● **Material provided**
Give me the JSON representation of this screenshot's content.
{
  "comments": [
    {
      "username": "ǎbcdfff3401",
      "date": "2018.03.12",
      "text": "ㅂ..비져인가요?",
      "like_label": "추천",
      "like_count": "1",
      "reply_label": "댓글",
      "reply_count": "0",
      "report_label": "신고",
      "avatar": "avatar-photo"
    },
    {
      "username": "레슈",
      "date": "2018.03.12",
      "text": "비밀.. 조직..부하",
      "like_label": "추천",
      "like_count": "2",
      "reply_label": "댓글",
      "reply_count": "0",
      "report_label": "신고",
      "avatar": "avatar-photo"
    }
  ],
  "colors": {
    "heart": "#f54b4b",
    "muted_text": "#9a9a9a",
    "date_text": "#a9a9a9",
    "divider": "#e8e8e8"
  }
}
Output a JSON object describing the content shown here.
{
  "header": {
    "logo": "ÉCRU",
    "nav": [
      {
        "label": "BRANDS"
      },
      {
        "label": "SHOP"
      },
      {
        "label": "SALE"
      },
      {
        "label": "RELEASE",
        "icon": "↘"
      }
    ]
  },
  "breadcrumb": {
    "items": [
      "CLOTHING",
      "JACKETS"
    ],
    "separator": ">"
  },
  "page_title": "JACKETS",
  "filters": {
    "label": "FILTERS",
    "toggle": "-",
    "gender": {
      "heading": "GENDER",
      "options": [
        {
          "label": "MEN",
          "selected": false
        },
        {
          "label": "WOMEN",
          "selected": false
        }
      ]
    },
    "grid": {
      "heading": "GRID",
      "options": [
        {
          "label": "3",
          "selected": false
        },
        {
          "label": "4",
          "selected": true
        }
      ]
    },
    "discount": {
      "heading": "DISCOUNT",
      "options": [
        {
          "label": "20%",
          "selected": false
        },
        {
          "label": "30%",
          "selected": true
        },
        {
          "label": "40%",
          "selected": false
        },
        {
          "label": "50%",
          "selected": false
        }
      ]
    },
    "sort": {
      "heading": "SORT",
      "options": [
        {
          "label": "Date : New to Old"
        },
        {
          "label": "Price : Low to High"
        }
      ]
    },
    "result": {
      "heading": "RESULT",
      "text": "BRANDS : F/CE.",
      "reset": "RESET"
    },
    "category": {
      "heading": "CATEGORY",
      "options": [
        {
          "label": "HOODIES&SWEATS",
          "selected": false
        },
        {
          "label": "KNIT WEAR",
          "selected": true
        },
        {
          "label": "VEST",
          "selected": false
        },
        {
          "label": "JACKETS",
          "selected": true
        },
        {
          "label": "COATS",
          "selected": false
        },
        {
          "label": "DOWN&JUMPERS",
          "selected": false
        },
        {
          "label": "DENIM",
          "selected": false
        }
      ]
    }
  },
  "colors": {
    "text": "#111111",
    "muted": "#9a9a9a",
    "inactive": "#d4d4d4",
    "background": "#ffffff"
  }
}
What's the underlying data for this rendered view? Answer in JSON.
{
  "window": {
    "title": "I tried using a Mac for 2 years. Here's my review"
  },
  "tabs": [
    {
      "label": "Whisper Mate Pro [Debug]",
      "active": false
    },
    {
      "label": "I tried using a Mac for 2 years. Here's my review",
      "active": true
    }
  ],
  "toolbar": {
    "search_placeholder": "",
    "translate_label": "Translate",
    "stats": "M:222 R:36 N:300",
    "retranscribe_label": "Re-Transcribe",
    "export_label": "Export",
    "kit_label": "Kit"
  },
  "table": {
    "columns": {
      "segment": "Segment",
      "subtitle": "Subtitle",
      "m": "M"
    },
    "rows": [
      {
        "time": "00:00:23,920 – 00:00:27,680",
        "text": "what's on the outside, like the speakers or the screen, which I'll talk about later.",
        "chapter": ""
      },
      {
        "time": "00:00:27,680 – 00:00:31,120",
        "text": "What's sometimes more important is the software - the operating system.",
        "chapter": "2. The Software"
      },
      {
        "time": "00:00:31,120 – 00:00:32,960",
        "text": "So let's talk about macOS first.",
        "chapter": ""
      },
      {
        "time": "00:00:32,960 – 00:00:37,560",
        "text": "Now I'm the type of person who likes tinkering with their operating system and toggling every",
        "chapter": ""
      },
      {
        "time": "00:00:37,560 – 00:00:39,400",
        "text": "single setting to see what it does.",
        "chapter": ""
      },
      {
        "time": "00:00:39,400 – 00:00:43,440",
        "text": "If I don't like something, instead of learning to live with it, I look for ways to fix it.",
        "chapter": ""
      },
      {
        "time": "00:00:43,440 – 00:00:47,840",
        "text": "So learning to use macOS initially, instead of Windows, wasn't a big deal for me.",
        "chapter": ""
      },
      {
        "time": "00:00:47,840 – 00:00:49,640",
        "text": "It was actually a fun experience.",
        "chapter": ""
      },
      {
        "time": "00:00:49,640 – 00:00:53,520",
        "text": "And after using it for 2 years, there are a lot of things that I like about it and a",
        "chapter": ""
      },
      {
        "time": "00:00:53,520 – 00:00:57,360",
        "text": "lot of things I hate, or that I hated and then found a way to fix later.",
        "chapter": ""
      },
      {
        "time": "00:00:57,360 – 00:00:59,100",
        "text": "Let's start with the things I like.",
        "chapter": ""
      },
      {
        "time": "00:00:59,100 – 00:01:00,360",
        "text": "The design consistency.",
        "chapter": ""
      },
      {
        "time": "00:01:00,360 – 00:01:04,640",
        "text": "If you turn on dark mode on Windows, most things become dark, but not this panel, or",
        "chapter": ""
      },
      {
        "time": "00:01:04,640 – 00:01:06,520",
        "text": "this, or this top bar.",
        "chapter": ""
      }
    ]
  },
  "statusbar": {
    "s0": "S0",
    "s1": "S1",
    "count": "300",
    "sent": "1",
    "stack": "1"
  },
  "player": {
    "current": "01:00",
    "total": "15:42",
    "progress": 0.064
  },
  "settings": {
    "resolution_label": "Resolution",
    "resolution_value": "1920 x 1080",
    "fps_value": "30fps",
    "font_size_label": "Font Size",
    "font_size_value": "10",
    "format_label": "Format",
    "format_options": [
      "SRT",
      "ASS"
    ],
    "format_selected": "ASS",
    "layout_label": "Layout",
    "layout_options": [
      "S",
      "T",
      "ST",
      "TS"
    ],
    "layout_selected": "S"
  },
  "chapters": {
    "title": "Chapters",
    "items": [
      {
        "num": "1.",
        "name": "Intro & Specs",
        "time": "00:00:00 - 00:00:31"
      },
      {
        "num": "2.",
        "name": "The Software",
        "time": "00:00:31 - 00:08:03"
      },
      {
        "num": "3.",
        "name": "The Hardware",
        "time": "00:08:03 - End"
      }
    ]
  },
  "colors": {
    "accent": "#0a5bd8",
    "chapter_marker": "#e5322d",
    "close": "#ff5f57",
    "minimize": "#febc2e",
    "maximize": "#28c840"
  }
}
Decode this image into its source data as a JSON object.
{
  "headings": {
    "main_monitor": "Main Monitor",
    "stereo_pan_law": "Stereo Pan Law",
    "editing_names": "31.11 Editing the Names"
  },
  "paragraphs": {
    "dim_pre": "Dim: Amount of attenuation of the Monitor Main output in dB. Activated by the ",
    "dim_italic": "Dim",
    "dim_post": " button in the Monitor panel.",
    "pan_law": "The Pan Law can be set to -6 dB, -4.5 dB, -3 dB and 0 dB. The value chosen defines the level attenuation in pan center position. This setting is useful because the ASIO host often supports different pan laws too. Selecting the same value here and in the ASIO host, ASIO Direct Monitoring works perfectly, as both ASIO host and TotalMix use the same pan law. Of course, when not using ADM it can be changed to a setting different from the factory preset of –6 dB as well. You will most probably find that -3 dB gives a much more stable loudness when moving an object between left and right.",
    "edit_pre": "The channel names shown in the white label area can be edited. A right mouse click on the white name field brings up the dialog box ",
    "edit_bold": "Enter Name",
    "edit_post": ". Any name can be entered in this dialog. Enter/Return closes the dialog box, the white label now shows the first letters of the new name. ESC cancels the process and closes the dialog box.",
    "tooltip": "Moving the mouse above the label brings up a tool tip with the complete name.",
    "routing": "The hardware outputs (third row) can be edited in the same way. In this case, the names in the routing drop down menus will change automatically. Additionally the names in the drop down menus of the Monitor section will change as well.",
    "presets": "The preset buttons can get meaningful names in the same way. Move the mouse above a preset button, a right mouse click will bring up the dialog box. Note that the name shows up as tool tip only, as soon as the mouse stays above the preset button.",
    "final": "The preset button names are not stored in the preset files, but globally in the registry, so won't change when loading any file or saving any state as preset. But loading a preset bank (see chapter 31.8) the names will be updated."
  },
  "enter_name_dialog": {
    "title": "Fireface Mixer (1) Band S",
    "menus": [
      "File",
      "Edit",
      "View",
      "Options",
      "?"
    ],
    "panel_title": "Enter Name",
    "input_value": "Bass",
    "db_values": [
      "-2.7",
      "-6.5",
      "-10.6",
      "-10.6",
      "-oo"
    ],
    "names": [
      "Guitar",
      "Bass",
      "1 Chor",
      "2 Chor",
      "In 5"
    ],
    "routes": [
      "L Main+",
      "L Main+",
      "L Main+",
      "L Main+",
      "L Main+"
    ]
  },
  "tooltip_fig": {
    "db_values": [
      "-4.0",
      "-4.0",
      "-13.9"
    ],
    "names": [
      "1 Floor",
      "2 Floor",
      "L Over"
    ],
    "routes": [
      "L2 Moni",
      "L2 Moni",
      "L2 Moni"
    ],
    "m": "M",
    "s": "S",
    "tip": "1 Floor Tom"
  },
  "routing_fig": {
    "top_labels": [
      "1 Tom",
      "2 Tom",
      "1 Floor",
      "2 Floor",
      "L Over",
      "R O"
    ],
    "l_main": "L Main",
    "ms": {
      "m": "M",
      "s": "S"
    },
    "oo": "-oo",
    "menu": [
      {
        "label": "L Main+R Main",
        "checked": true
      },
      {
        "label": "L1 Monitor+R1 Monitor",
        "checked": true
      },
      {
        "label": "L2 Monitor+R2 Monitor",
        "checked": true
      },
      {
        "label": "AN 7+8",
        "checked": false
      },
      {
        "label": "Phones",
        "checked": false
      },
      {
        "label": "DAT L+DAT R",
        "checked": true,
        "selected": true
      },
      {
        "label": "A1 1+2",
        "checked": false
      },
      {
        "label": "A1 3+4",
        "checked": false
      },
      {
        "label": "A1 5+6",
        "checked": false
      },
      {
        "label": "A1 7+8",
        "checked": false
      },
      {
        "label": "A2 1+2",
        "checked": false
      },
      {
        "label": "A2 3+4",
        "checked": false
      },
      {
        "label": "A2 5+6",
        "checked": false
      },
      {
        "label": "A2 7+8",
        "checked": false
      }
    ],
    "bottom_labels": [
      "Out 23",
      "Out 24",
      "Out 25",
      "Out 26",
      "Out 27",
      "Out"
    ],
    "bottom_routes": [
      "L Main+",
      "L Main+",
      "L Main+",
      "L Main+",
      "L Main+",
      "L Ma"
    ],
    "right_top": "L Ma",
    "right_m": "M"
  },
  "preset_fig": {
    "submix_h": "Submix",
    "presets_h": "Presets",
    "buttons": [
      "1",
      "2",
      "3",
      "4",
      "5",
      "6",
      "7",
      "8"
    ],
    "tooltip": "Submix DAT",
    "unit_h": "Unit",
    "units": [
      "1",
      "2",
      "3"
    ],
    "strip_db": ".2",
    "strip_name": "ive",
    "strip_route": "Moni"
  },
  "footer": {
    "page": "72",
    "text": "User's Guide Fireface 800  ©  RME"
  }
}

● **What you have to do**
Single out each line of the records above with the string "shown" in it, and copy it.

● **Correct result**
Output a JSON object describing the content shown here.
    "edit_pre": "The channel names shown in the white label area can be edited. A right mouse click on the white name field brings up the dialog box ",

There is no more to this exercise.